List each line in which the string "Please" appears.

───── Data for the task

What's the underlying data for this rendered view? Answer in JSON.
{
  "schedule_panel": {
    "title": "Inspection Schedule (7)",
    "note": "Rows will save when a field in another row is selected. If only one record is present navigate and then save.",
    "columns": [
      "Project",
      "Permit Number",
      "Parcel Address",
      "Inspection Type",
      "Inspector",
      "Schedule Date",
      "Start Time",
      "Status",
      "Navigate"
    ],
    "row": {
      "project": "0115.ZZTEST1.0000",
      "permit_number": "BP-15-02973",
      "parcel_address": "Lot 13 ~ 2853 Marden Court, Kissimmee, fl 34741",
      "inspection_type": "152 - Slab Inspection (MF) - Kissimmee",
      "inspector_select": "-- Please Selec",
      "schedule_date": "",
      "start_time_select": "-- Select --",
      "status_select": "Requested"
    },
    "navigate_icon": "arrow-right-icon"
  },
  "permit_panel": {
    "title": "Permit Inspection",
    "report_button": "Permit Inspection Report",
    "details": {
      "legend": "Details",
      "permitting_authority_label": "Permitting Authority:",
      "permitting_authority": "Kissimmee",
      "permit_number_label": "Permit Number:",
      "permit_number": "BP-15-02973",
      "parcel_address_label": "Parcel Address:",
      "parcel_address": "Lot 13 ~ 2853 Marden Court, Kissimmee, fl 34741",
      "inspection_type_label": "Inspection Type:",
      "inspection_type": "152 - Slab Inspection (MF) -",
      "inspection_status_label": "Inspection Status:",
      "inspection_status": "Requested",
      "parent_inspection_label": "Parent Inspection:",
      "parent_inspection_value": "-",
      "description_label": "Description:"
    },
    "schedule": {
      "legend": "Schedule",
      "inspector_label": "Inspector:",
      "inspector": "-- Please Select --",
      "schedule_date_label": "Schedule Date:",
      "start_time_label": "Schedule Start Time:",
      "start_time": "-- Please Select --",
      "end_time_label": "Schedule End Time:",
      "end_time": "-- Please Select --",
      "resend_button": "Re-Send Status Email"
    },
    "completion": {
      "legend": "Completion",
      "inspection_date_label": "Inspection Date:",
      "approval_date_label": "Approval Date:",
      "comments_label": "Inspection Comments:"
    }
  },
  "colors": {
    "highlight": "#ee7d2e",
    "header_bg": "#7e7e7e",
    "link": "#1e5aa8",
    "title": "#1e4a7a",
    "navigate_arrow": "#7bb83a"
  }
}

──────────

Response to this exercise —
      "inspector_select": "-- Please Selec",
      "inspector": "-- Please Select --",
      "start_time": "-- Please Select --",
      "end_time": "-- Please Select --",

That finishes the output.